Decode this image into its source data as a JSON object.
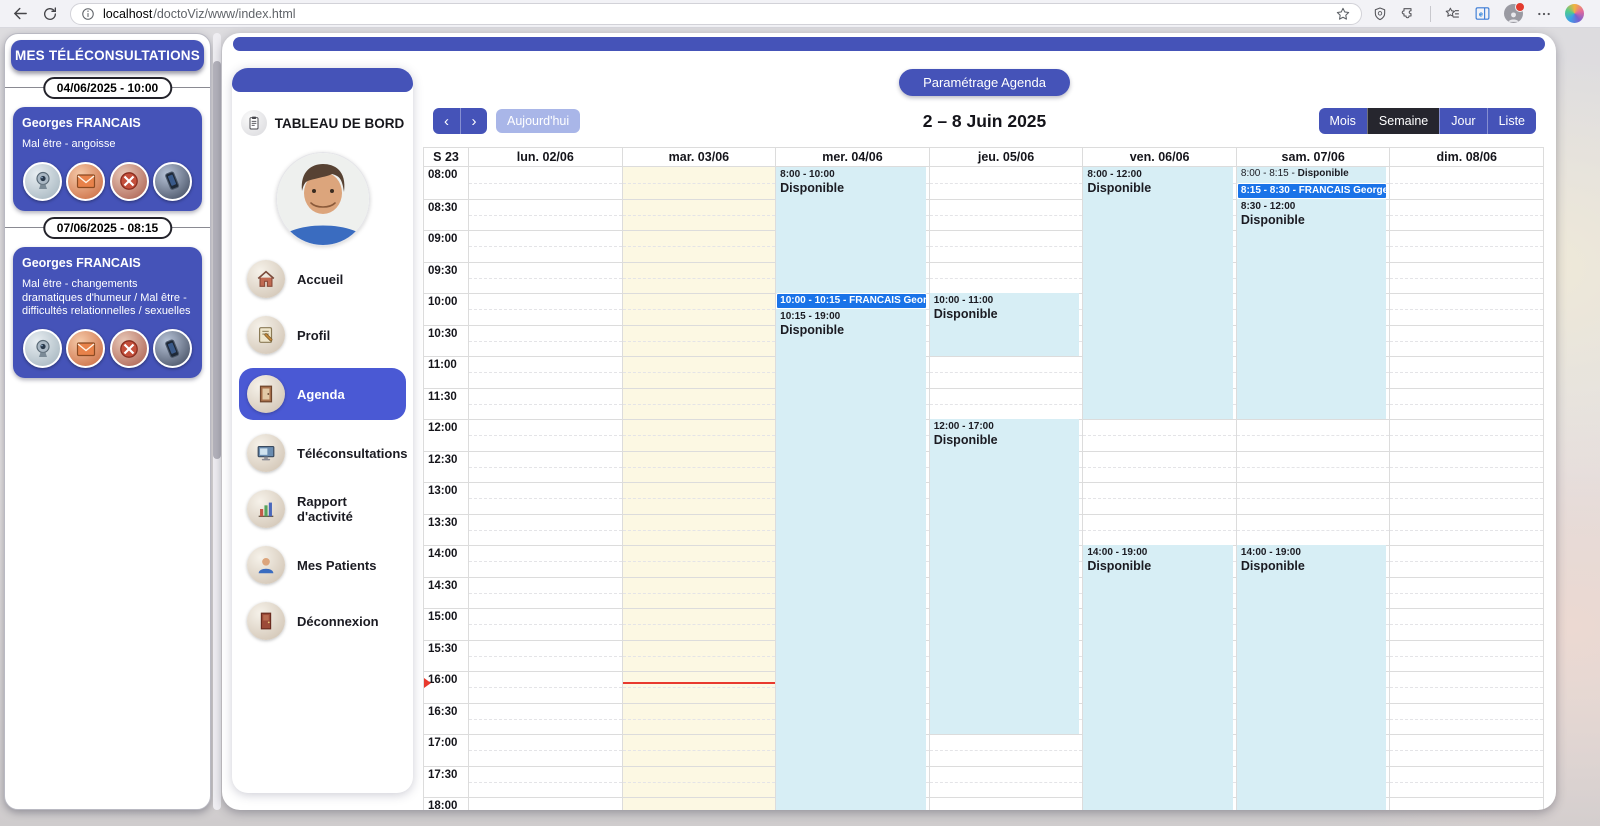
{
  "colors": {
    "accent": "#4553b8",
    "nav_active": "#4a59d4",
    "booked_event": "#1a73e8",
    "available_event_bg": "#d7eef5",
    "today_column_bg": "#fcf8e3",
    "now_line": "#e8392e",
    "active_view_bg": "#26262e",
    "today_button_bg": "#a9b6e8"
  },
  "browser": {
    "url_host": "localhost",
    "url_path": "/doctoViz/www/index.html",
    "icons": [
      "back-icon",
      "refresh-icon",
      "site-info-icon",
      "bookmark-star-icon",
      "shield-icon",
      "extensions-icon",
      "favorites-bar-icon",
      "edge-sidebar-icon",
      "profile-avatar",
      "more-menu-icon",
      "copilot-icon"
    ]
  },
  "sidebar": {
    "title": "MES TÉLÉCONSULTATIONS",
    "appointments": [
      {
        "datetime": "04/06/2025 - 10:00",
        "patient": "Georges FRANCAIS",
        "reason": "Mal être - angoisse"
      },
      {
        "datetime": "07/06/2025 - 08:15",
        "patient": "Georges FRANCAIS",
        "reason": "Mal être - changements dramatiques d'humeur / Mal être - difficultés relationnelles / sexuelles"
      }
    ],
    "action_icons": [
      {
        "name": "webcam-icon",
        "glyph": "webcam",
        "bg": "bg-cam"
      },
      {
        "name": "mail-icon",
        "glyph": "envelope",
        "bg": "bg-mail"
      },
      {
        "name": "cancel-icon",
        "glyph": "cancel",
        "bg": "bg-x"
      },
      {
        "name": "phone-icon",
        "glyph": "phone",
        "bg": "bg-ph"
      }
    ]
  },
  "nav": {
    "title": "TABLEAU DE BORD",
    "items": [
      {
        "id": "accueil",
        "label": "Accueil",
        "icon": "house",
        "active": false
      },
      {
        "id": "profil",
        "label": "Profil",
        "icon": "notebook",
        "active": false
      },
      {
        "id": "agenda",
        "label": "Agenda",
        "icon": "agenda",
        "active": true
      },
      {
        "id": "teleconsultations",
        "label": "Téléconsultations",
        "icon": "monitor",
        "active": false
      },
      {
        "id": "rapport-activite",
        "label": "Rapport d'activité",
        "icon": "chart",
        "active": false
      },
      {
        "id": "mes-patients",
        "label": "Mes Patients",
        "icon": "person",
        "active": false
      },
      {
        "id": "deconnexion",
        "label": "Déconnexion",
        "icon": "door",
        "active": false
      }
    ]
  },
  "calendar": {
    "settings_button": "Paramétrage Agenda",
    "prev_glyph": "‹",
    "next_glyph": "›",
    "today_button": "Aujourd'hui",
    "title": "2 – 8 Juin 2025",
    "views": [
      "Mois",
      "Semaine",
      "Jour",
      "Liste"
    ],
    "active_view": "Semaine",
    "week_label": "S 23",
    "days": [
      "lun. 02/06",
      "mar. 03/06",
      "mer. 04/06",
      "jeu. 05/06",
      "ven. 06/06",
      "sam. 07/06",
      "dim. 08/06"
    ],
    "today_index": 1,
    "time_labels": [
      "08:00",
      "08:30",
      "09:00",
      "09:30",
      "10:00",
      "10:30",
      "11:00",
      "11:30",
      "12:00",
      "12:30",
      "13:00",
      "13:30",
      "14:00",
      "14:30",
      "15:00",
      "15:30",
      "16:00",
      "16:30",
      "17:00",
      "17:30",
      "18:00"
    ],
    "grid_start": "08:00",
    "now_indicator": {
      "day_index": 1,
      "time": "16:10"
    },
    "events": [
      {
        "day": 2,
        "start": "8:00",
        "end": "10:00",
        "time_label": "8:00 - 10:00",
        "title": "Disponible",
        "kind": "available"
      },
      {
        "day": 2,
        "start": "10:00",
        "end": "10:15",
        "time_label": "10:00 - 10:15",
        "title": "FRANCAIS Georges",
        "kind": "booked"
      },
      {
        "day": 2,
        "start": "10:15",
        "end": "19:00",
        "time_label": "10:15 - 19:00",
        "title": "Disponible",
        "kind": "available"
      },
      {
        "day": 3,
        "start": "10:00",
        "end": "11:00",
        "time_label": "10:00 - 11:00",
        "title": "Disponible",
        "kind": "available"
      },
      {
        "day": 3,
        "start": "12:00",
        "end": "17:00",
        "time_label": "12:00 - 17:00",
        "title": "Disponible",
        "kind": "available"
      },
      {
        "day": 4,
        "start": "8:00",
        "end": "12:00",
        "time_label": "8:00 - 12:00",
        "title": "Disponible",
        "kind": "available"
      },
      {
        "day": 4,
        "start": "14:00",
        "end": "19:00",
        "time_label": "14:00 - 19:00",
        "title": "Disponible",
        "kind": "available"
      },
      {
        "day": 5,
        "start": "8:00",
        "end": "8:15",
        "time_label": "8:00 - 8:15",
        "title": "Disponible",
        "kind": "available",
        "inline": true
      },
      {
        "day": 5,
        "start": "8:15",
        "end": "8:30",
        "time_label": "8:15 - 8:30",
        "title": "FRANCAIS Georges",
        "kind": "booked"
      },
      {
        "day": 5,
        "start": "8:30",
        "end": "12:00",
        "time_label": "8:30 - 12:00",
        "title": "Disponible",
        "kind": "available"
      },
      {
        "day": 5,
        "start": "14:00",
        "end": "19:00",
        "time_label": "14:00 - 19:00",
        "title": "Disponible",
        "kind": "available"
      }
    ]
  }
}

----

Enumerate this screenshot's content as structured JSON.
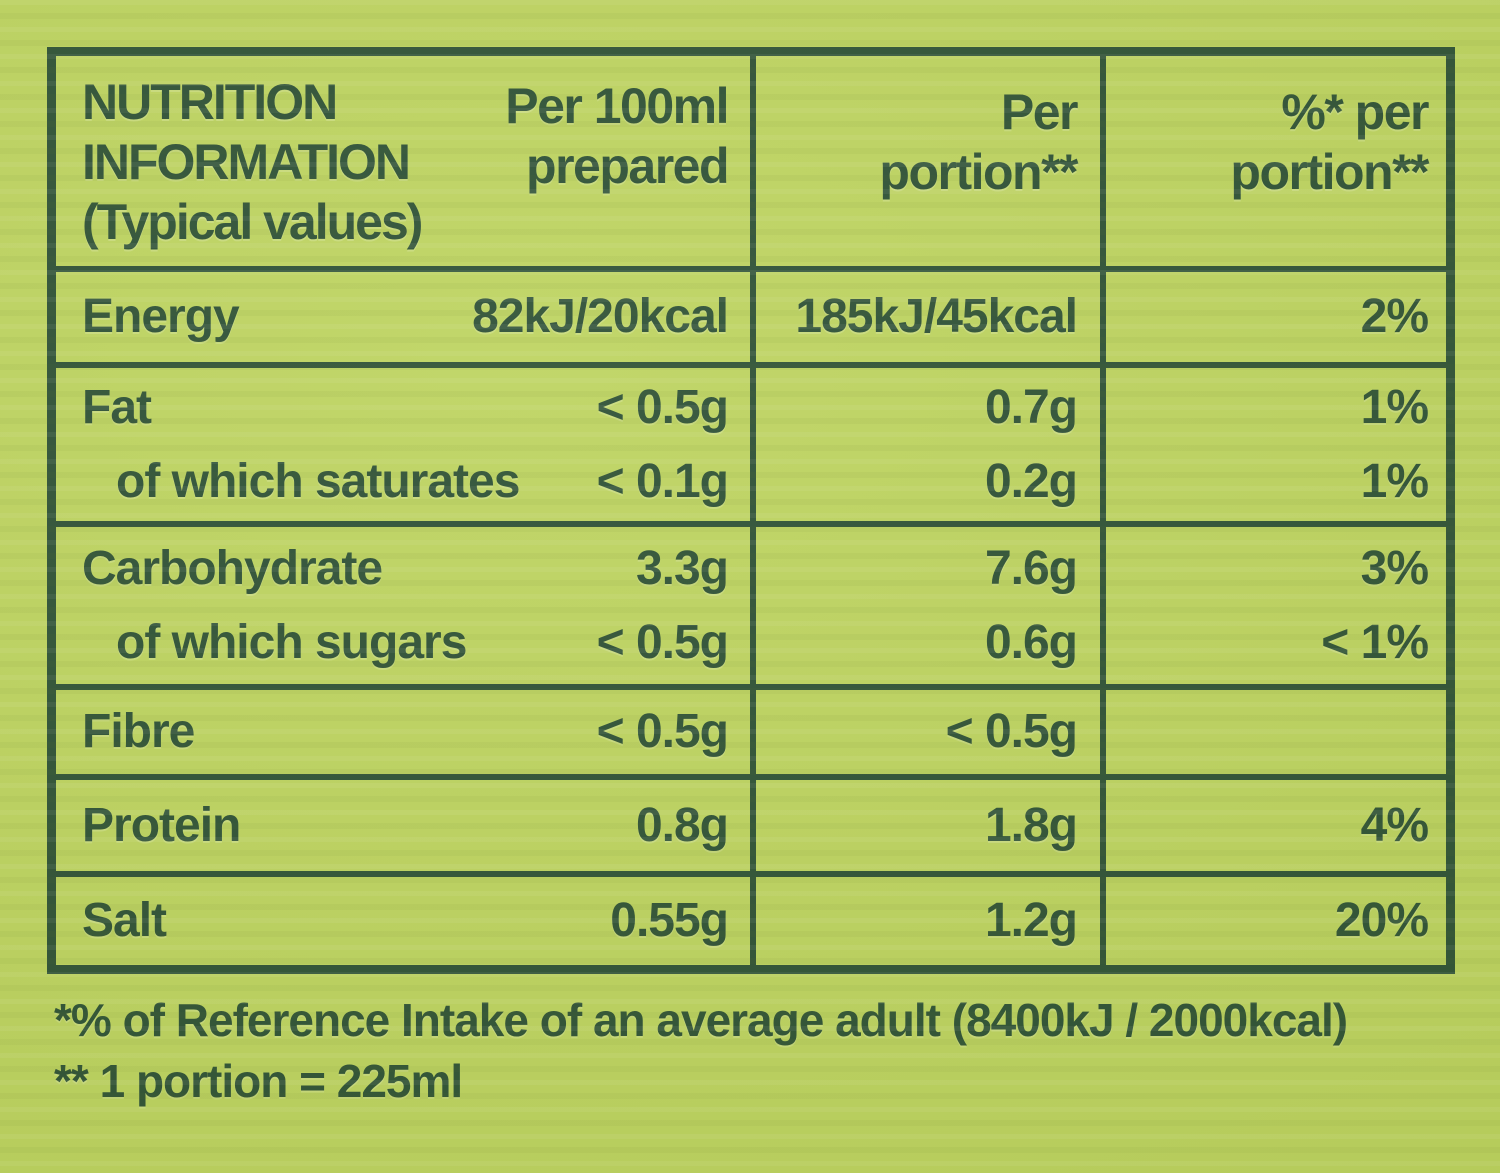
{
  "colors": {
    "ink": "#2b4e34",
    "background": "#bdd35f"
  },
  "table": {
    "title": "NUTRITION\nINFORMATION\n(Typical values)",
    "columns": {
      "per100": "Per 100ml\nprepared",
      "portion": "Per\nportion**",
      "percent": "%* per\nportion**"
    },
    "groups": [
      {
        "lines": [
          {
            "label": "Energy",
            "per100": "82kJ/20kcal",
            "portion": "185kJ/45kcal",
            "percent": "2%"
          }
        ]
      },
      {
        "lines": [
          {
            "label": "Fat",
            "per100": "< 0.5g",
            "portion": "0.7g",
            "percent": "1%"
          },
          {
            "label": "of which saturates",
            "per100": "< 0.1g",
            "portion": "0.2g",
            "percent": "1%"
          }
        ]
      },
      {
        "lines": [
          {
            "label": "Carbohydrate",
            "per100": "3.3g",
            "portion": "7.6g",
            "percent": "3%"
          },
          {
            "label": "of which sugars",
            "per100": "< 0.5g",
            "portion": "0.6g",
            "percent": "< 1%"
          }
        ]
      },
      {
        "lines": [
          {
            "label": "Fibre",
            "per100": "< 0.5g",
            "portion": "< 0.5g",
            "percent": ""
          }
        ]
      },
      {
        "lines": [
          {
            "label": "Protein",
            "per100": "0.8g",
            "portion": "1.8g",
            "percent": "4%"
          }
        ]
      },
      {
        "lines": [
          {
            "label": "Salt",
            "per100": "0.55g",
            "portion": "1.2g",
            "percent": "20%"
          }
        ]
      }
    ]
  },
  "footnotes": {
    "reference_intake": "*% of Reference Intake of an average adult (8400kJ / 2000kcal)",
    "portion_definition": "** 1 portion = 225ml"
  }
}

----

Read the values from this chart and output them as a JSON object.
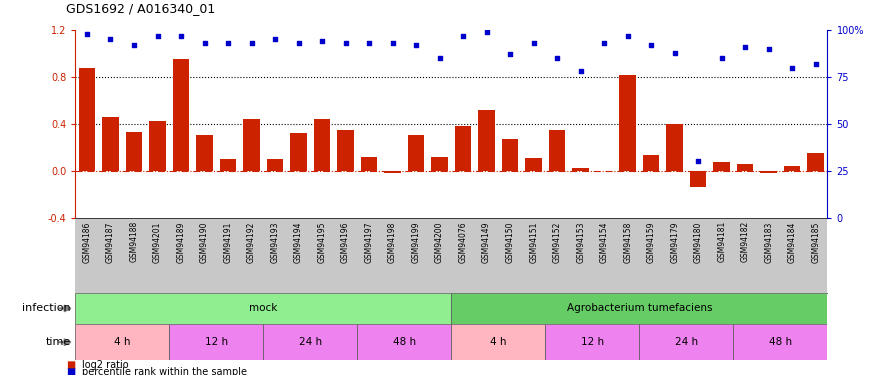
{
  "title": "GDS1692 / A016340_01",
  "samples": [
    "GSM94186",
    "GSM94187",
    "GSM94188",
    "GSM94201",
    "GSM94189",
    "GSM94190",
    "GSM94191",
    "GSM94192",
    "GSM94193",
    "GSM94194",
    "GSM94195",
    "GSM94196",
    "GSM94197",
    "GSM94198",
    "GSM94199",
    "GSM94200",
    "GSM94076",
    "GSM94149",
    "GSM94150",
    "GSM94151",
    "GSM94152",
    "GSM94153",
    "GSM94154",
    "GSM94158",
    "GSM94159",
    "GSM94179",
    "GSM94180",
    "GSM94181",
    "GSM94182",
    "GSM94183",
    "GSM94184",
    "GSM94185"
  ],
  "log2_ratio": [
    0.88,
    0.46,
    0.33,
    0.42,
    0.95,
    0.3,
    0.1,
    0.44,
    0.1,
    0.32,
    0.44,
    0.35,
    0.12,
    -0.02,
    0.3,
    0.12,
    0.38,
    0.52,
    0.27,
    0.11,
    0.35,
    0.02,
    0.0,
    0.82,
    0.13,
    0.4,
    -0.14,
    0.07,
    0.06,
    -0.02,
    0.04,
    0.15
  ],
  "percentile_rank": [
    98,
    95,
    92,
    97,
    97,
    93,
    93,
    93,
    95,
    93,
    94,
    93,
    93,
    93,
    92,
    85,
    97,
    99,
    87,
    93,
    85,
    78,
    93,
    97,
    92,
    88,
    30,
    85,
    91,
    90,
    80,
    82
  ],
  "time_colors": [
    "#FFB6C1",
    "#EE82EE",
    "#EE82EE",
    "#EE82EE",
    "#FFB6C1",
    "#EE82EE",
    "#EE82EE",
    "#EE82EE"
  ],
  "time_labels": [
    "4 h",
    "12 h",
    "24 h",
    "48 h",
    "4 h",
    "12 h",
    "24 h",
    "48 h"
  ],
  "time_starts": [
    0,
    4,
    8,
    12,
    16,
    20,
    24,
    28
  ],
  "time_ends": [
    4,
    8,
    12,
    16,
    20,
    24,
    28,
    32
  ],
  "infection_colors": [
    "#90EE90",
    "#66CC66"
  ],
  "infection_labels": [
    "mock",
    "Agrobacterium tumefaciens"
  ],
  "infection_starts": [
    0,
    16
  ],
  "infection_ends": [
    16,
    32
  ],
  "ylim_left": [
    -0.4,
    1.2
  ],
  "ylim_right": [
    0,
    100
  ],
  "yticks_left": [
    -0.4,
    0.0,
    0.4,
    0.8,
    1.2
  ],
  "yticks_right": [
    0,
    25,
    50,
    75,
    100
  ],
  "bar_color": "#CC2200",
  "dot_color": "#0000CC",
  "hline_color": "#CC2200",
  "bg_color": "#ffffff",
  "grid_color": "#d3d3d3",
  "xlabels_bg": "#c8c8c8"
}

----

(Task statement): Count of lines that include "reason" in the records above: write that value only.

(Problem solution): 2